_What needs to be done_
Repeat, word for word, the line with "Output a JSON" and each one after it to the end. No picture goes into the copy.

_Input records_
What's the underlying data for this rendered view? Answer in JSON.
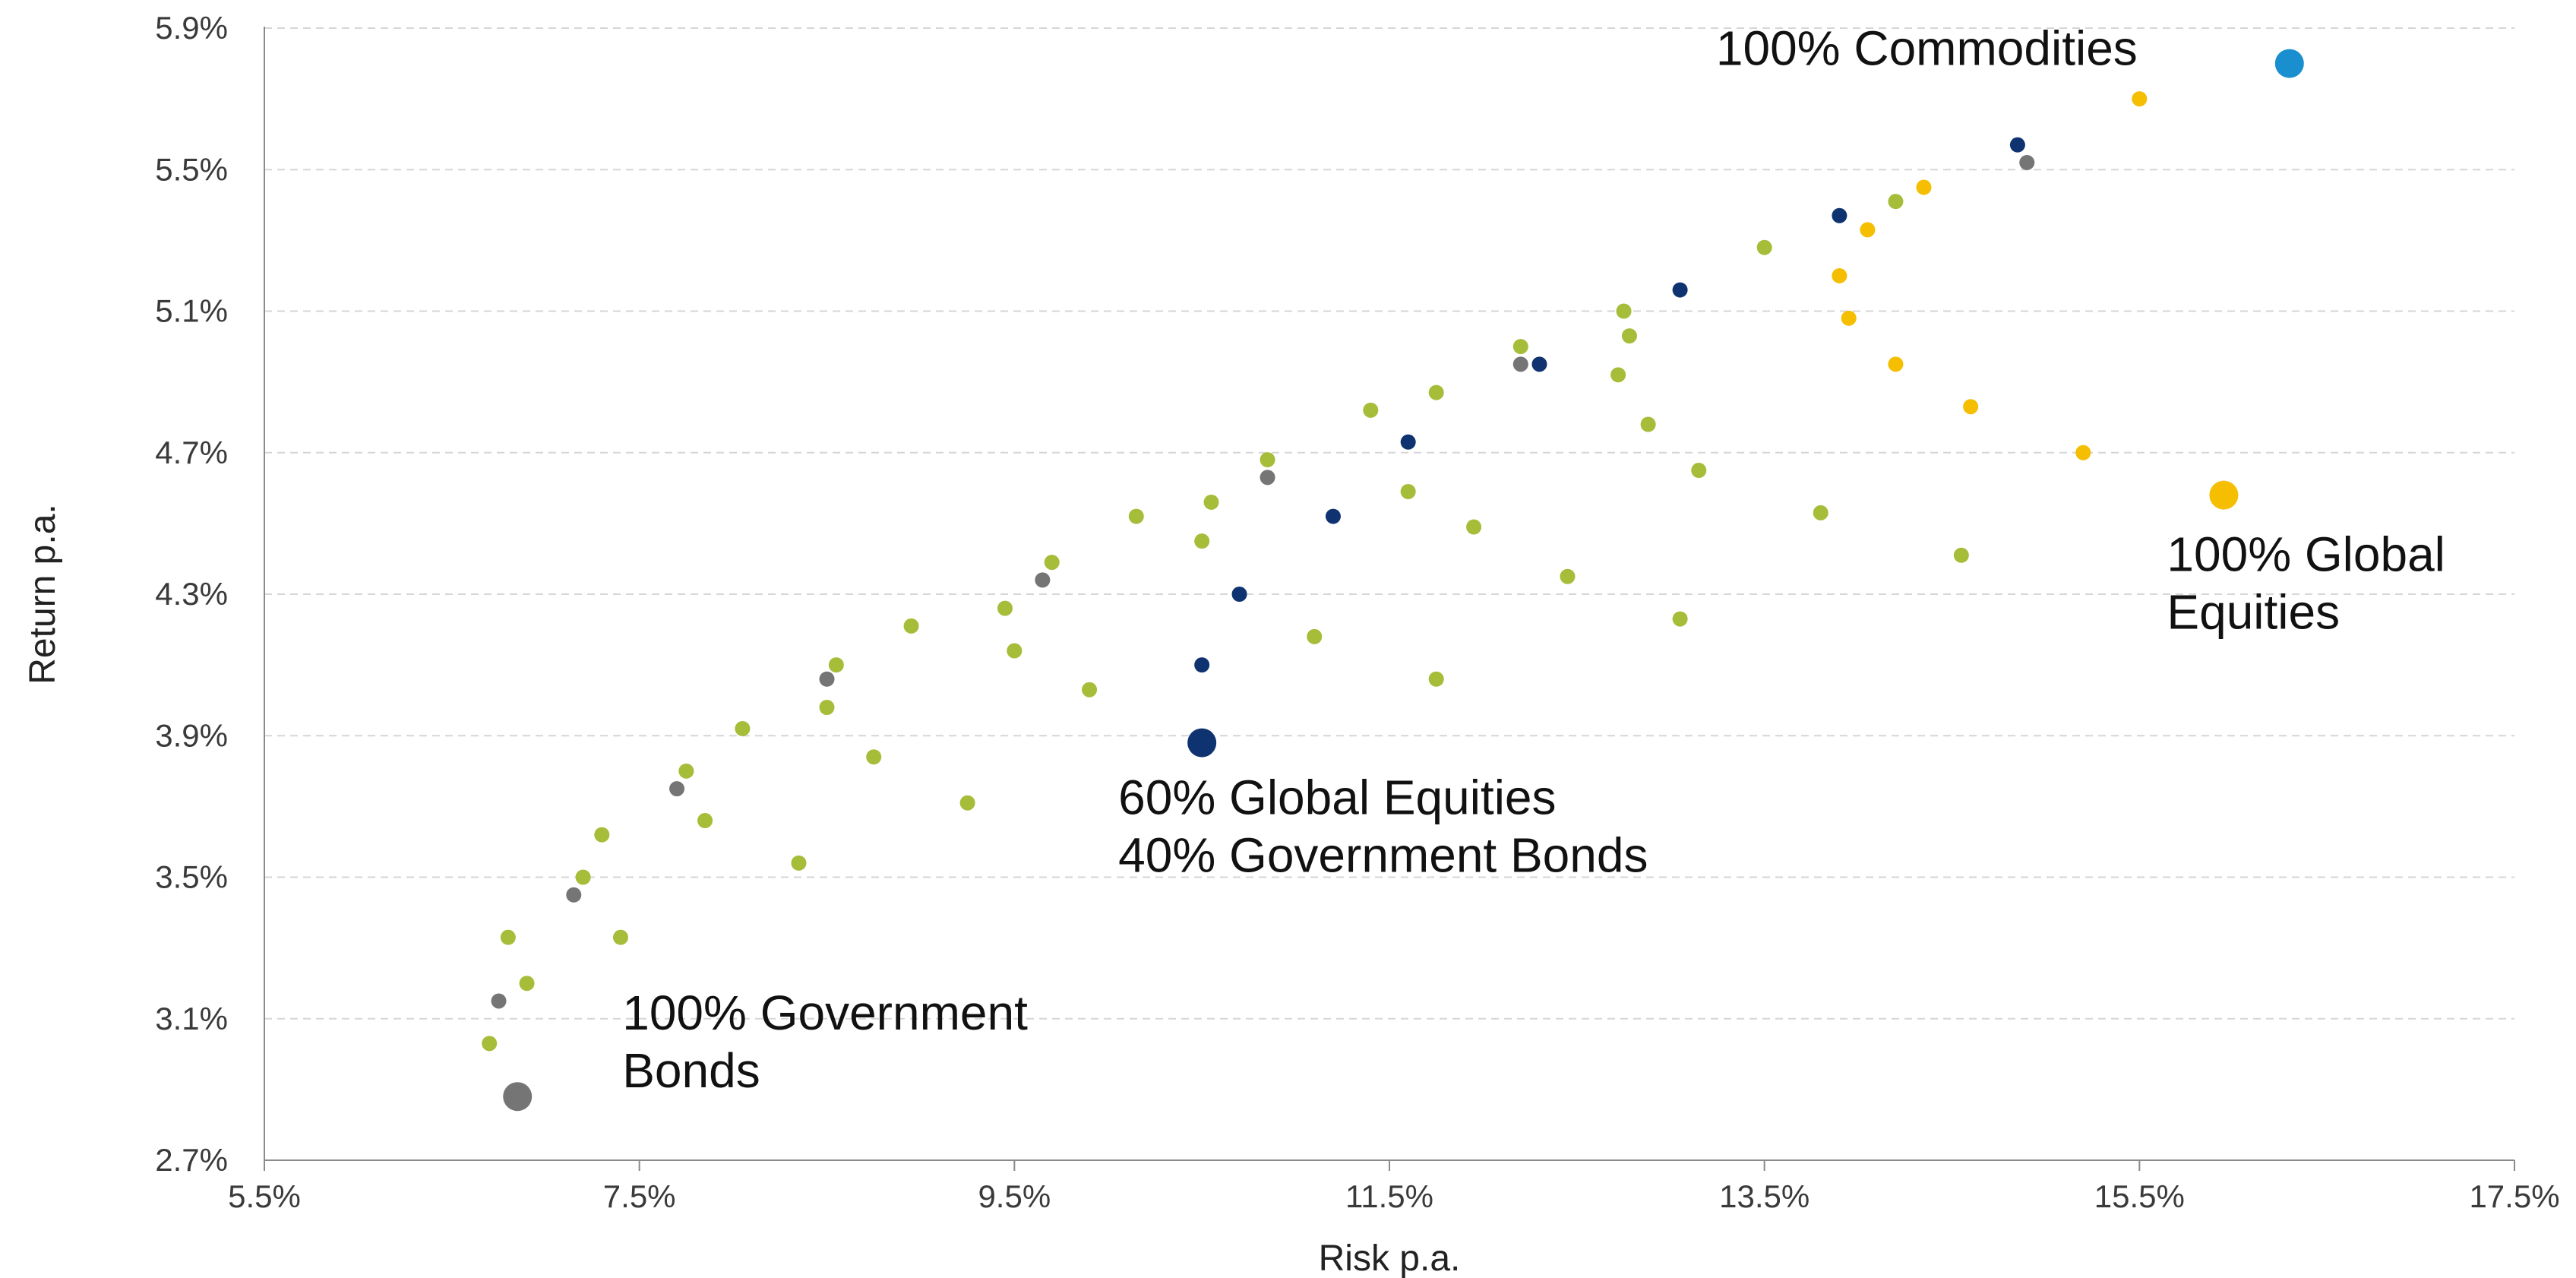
{
  "chart_data": {
    "type": "scatter",
    "xlabel": "Risk p.a.",
    "ylabel": "Return p.a.",
    "xlim": [
      5.5,
      17.5
    ],
    "ylim": [
      2.7,
      5.9
    ],
    "x_ticks": [
      "5.5%",
      "7.5%",
      "9.5%",
      "11.5%",
      "13.5%",
      "15.5%",
      "17.5%"
    ],
    "y_ticks": [
      "2.7%",
      "3.1%",
      "3.5%",
      "3.9%",
      "4.3%",
      "4.7%",
      "5.1%",
      "5.5%",
      "5.9%"
    ],
    "grid": "horizontal dashed",
    "series": [
      {
        "color": "#a5bd38",
        "points": [
          [
            6.7,
            3.03
          ],
          [
            6.9,
            3.2
          ],
          [
            6.8,
            3.33
          ],
          [
            7.4,
            3.33
          ],
          [
            7.2,
            3.5
          ],
          [
            7.3,
            3.62
          ],
          [
            7.75,
            3.8
          ],
          [
            7.85,
            3.66
          ],
          [
            8.05,
            3.92
          ],
          [
            8.35,
            3.54
          ],
          [
            8.5,
            3.98
          ],
          [
            8.55,
            4.1
          ],
          [
            8.75,
            3.84
          ],
          [
            8.95,
            4.21
          ],
          [
            9.25,
            3.71
          ],
          [
            9.45,
            4.26
          ],
          [
            9.5,
            4.14
          ],
          [
            9.7,
            4.39
          ],
          [
            9.9,
            4.03
          ],
          [
            10.15,
            4.52
          ],
          [
            10.5,
            4.45
          ],
          [
            10.55,
            4.56
          ],
          [
            10.85,
            4.68
          ],
          [
            11.1,
            4.18
          ],
          [
            11.4,
            4.82
          ],
          [
            11.6,
            4.59
          ],
          [
            11.75,
            4.87
          ],
          [
            11.75,
            4.06
          ],
          [
            11.95,
            4.49
          ],
          [
            12.2,
            5.0
          ],
          [
            12.45,
            4.35
          ],
          [
            12.72,
            4.92
          ],
          [
            12.75,
            5.1
          ],
          [
            12.78,
            5.03
          ],
          [
            12.88,
            4.78
          ],
          [
            13.15,
            4.65
          ],
          [
            13.05,
            4.23
          ],
          [
            13.5,
            5.28
          ],
          [
            13.8,
            4.53
          ],
          [
            14.2,
            5.41
          ],
          [
            14.55,
            4.41
          ]
        ]
      },
      {
        "color": "#757575",
        "points": [
          [
            6.75,
            3.15
          ],
          [
            7.15,
            3.45
          ],
          [
            7.7,
            3.75
          ],
          [
            8.5,
            4.06
          ],
          [
            9.65,
            4.34
          ],
          [
            10.85,
            4.63
          ],
          [
            12.2,
            4.95
          ],
          [
            14.9,
            5.52
          ]
        ]
      },
      {
        "color": "#0f3370",
        "points": [
          [
            10.5,
            4.1
          ],
          [
            10.7,
            4.3
          ],
          [
            11.2,
            4.52
          ],
          [
            11.6,
            4.73
          ],
          [
            12.3,
            4.95
          ],
          [
            13.05,
            5.16
          ],
          [
            13.9,
            5.37
          ],
          [
            14.85,
            5.57
          ]
        ]
      },
      {
        "color": "#f5be00",
        "points": [
          [
            13.9,
            5.2
          ],
          [
            13.95,
            5.08
          ],
          [
            14.05,
            5.33
          ],
          [
            14.2,
            4.95
          ],
          [
            14.35,
            5.45
          ],
          [
            14.6,
            4.83
          ],
          [
            15.2,
            4.7
          ],
          [
            15.5,
            5.7
          ]
        ]
      }
    ],
    "highlights": [
      {
        "label": [
          "100% Commodities"
        ],
        "x": 16.3,
        "y": 5.8,
        "color": "#1a8fd0"
      },
      {
        "label": [
          "100% Global",
          "Equities"
        ],
        "x": 15.95,
        "y": 4.58,
        "color": "#f5be00"
      },
      {
        "label": [
          "60% Global Equities",
          "40% Government Bonds"
        ],
        "x": 10.5,
        "y": 3.88,
        "color": "#0f3370"
      },
      {
        "label": [
          "100% Government",
          "Bonds"
        ],
        "x": 6.85,
        "y": 2.88,
        "color": "#757575"
      }
    ]
  }
}
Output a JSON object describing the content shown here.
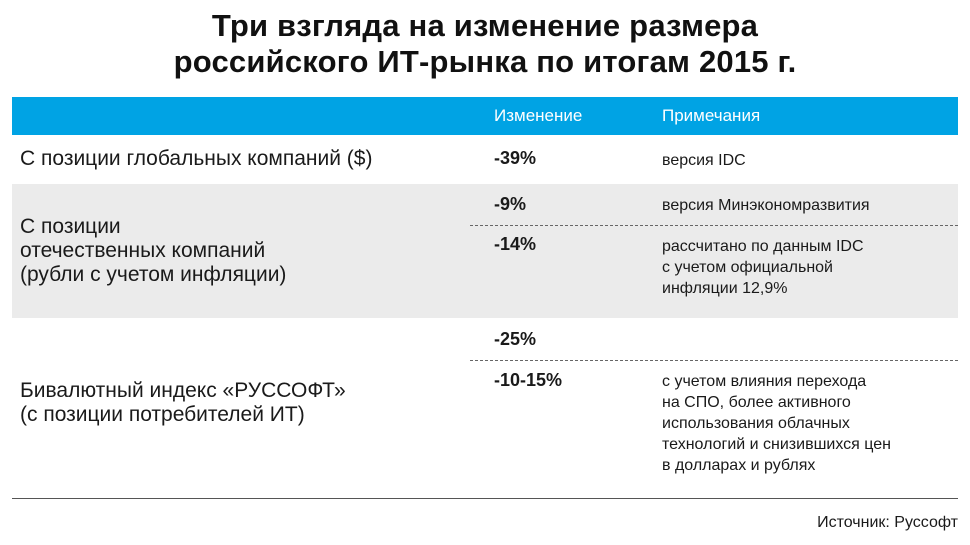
{
  "title_line1": "Три взгляда на изменение размера",
  "title_line2": "российского ИТ-рынка по итогам 2015 г.",
  "header": {
    "col_change": "Изменение",
    "col_notes": "Примечания"
  },
  "rows": [
    {
      "label": [
        "С позиции глобальных компаний ($)"
      ],
      "entries": [
        {
          "value": "-39%",
          "note": [
            "версия IDC"
          ]
        }
      ]
    },
    {
      "label": [
        "С позиции",
        "отечественных компаний",
        "(рубли с учетом инфляции)"
      ],
      "entries": [
        {
          "value": "-9%",
          "note": [
            "версия Минэкономразвития"
          ]
        },
        {
          "value": "-14%",
          "note": [
            "рассчитано по данным IDC",
            "с учетом официальной",
            "инфляции 12,9%"
          ]
        }
      ]
    },
    {
      "label": [
        "Бивалютный индекс «РУССОФТ»",
        "(с позиции потребителей ИТ)"
      ],
      "entries": [
        {
          "value": "-25%",
          "note": []
        },
        {
          "value": "-10-15%",
          "note": [
            "с учетом влияния перехода",
            "на СПО, более активного",
            "использования облачных",
            "технологий и снизившихся цен",
            "в долларах и рублях"
          ]
        }
      ]
    }
  ],
  "source": "Источник: Руссофт"
}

_The completed task_
Output a JSON object describing the content shown here.
{
  "title_line1": "Три взгляда на изменение размера",
  "title_line2": "российского ИТ-рынка по итогам 2015 г.",
  "header": {
    "col_change": "Изменение",
    "col_notes": "Примечания"
  },
  "rows": [
    {
      "label": [
        "С позиции глобальных компаний ($)"
      ],
      "entries": [
        {
          "value": "-39%",
          "note": [
            "версия IDC"
          ]
        }
      ]
    },
    {
      "label": [
        "С позиции",
        "отечественных компаний",
        "(рубли с учетом инфляции)"
      ],
      "entries": [
        {
          "value": "-9%",
          "note": [
            "версия Минэкономразвития"
          ]
        },
        {
          "value": "-14%",
          "note": [
            "рассчитано по данным IDC",
            "с учетом официальной",
            "инфляции 12,9%"
          ]
        }
      ]
    },
    {
      "label": [
        "Бивалютный индекс «РУССОФТ»",
        "(с позиции потребителей ИТ)"
      ],
      "entries": [
        {
          "value": "-25%",
          "note": []
        },
        {
          "value": "-10-15%",
          "note": [
            "с учетом влияния перехода",
            "на СПО, более активного",
            "использования облачных",
            "технологий и снизившихся цен",
            "в долларах и рублях"
          ]
        }
      ]
    }
  ],
  "source": "Источник: Руссофт"
}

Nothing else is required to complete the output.